## Begin EXERCISE DATA

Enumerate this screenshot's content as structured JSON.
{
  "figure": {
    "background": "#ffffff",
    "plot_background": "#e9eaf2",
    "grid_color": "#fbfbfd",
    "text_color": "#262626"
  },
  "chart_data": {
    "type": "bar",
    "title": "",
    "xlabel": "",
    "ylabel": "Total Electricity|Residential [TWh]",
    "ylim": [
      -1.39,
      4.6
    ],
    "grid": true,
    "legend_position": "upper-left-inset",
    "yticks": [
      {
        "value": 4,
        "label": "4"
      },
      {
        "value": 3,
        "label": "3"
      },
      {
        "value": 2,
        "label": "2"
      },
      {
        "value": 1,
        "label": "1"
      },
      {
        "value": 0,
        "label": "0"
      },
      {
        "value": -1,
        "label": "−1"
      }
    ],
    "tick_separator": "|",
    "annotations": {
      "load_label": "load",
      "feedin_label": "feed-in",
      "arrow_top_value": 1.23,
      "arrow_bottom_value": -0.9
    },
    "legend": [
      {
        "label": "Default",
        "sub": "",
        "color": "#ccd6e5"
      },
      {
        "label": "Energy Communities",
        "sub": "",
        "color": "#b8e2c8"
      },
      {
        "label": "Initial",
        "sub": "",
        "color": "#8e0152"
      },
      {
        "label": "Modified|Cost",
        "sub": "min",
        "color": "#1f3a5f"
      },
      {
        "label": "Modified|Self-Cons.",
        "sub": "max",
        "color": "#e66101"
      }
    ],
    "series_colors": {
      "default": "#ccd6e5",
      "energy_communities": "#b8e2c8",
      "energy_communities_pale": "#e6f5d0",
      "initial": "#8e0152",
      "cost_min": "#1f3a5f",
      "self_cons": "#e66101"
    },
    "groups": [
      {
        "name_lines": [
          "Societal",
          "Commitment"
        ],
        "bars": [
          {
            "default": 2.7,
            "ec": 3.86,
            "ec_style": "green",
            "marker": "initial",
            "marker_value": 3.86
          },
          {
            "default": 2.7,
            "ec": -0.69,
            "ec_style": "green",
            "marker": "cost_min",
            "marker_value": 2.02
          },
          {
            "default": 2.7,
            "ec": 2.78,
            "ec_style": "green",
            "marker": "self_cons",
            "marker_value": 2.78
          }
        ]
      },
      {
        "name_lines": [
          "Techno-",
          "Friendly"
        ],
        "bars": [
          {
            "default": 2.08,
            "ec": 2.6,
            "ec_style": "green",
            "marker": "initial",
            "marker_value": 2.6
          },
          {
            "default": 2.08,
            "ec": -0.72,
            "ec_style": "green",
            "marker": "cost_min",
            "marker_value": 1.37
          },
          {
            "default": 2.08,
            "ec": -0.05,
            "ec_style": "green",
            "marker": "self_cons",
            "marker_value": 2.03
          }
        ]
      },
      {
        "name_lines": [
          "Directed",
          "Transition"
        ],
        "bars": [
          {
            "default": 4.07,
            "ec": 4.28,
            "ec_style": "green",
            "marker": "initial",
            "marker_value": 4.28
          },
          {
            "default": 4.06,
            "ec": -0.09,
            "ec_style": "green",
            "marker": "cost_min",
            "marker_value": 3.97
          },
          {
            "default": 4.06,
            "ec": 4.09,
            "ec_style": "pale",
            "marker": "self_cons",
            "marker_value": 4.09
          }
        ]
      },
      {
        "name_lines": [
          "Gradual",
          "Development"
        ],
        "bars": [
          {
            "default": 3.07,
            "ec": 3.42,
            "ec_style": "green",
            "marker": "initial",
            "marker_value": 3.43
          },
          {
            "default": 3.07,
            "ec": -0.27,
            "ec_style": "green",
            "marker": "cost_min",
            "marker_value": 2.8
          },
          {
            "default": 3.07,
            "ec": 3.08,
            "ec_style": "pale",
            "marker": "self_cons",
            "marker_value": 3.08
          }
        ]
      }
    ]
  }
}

## End EXERCISE DATA

▶ _WHAT YOU SHOULD DO_:
Would you write down every record again, exactly?

▶ _REPLY_:
Enumerate this screenshot's content as structured JSON.
{
  "figure": {
    "background": "#ffffff",
    "plot_background": "#e9eaf2",
    "grid_color": "#fbfbfd",
    "text_color": "#262626"
  },
  "chart_data": {
    "type": "bar",
    "title": "",
    "xlabel": "",
    "ylabel": "Total Electricity|Residential [TWh]",
    "ylim": [
      -1.39,
      4.6
    ],
    "grid": true,
    "legend_position": "upper-left-inset",
    "yticks": [
      {
        "value": 4,
        "label": "4"
      },
      {
        "value": 3,
        "label": "3"
      },
      {
        "value": 2,
        "label": "2"
      },
      {
        "value": 1,
        "label": "1"
      },
      {
        "value": 0,
        "label": "0"
      },
      {
        "value": -1,
        "label": "−1"
      }
    ],
    "tick_separator": "|",
    "annotations": {
      "load_label": "load",
      "feedin_label": "feed-in",
      "arrow_top_value": 1.23,
      "arrow_bottom_value": -0.9
    },
    "legend": [
      {
        "label": "Default",
        "sub": "",
        "color": "#ccd6e5"
      },
      {
        "label": "Energy Communities",
        "sub": "",
        "color": "#b8e2c8"
      },
      {
        "label": "Initial",
        "sub": "",
        "color": "#8e0152"
      },
      {
        "label": "Modified|Cost",
        "sub": "min",
        "color": "#1f3a5f"
      },
      {
        "label": "Modified|Self-Cons.",
        "sub": "max",
        "color": "#e66101"
      }
    ],
    "series_colors": {
      "default": "#ccd6e5",
      "energy_communities": "#b8e2c8",
      "energy_communities_pale": "#e6f5d0",
      "initial": "#8e0152",
      "cost_min": "#1f3a5f",
      "self_cons": "#e66101"
    },
    "groups": [
      {
        "name_lines": [
          "Societal",
          "Commitment"
        ],
        "bars": [
          {
            "default": 2.7,
            "ec": 3.86,
            "ec_style": "green",
            "marker": "initial",
            "marker_value": 3.86
          },
          {
            "default": 2.7,
            "ec": -0.69,
            "ec_style": "green",
            "marker": "cost_min",
            "marker_value": 2.02
          },
          {
            "default": 2.7,
            "ec": 2.78,
            "ec_style": "green",
            "marker": "self_cons",
            "marker_value": 2.78
          }
        ]
      },
      {
        "name_lines": [
          "Techno-",
          "Friendly"
        ],
        "bars": [
          {
            "default": 2.08,
            "ec": 2.6,
            "ec_style": "green",
            "marker": "initial",
            "marker_value": 2.6
          },
          {
            "default": 2.08,
            "ec": -0.72,
            "ec_style": "green",
            "marker": "cost_min",
            "marker_value": 1.37
          },
          {
            "default": 2.08,
            "ec": -0.05,
            "ec_style": "green",
            "marker": "self_cons",
            "marker_value": 2.03
          }
        ]
      },
      {
        "name_lines": [
          "Directed",
          "Transition"
        ],
        "bars": [
          {
            "default": 4.07,
            "ec": 4.28,
            "ec_style": "green",
            "marker": "initial",
            "marker_value": 4.28
          },
          {
            "default": 4.06,
            "ec": -0.09,
            "ec_style": "green",
            "marker": "cost_min",
            "marker_value": 3.97
          },
          {
            "default": 4.06,
            "ec": 4.09,
            "ec_style": "pale",
            "marker": "self_cons",
            "marker_value": 4.09
          }
        ]
      },
      {
        "name_lines": [
          "Gradual",
          "Development"
        ],
        "bars": [
          {
            "default": 3.07,
            "ec": 3.42,
            "ec_style": "green",
            "marker": "initial",
            "marker_value": 3.43
          },
          {
            "default": 3.07,
            "ec": -0.27,
            "ec_style": "green",
            "marker": "cost_min",
            "marker_value": 2.8
          },
          {
            "default": 3.07,
            "ec": 3.08,
            "ec_style": "pale",
            "marker": "self_cons",
            "marker_value": 3.08
          }
        ]
      }
    ]
  }
}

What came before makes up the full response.